# [WHAT THE EXERCISE ASKS]
Collect each line containing "nдисципліни".

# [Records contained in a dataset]
• • • • • • •

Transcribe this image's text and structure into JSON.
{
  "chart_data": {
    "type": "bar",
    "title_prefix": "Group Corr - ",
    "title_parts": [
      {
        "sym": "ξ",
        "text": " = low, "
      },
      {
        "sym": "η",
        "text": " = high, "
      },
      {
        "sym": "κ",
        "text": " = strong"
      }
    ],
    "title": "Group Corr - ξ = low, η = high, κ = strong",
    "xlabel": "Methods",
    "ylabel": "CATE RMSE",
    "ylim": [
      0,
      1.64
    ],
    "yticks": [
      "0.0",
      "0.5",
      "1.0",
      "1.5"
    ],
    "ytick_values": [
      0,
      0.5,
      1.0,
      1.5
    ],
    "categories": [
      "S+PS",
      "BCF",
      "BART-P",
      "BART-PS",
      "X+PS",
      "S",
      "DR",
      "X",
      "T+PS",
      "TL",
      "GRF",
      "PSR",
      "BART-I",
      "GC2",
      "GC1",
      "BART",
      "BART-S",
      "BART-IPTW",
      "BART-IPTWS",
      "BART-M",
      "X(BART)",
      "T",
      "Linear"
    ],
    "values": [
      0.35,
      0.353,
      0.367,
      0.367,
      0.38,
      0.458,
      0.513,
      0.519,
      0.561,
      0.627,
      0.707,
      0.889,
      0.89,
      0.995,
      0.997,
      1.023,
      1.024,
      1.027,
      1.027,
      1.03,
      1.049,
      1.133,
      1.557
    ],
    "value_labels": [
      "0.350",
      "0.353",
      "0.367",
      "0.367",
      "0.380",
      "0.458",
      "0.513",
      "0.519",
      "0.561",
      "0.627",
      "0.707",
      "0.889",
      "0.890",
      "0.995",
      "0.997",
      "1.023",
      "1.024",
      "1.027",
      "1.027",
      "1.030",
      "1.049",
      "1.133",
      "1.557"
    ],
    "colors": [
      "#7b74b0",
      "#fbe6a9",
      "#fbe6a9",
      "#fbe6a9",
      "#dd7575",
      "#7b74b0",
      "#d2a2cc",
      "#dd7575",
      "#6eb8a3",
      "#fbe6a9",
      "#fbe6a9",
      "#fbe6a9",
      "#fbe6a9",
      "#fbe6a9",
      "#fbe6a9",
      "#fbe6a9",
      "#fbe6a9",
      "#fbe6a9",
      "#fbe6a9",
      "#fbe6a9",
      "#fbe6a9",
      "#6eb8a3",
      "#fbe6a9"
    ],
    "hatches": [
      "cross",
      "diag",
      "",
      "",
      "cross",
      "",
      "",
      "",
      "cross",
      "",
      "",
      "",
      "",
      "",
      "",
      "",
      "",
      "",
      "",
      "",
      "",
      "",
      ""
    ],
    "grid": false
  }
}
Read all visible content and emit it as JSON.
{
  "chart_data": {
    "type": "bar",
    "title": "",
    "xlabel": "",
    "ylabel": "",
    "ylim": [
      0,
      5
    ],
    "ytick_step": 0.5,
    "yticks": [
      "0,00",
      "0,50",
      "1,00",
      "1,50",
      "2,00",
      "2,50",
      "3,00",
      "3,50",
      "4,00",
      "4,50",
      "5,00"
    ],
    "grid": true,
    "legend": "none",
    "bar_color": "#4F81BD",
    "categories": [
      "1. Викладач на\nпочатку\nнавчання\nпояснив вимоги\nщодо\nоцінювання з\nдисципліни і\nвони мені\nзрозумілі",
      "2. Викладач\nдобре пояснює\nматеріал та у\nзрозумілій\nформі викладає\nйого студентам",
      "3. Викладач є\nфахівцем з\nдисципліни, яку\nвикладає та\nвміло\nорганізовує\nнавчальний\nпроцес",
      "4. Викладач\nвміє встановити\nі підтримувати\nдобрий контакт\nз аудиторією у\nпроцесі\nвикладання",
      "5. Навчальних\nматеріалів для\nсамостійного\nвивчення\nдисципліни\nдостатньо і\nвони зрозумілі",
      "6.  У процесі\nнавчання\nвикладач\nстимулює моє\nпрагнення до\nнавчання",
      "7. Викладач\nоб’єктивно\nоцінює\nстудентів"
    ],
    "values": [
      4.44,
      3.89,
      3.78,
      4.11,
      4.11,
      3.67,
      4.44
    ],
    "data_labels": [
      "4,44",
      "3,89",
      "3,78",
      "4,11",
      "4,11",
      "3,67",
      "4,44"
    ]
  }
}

• • • • • • •

# [FINISHED EXERCISE]
      "1. Викладач на\nпочатку\nнавчання\nпояснив вимоги\nщодо\nоцінювання з\nдисципліни і\nвони мені\nзрозумілі",
      "3. Викладач є\nфахівцем з\nдисципліни, яку\nвикладає та\nвміло\nорганізовує\nнавчальний\nпроцес",
      "5. Навчальних\nматеріалів для\nсамостійного\nвивчення\nдисципліни\nдостатньо і\nвони зрозумілі",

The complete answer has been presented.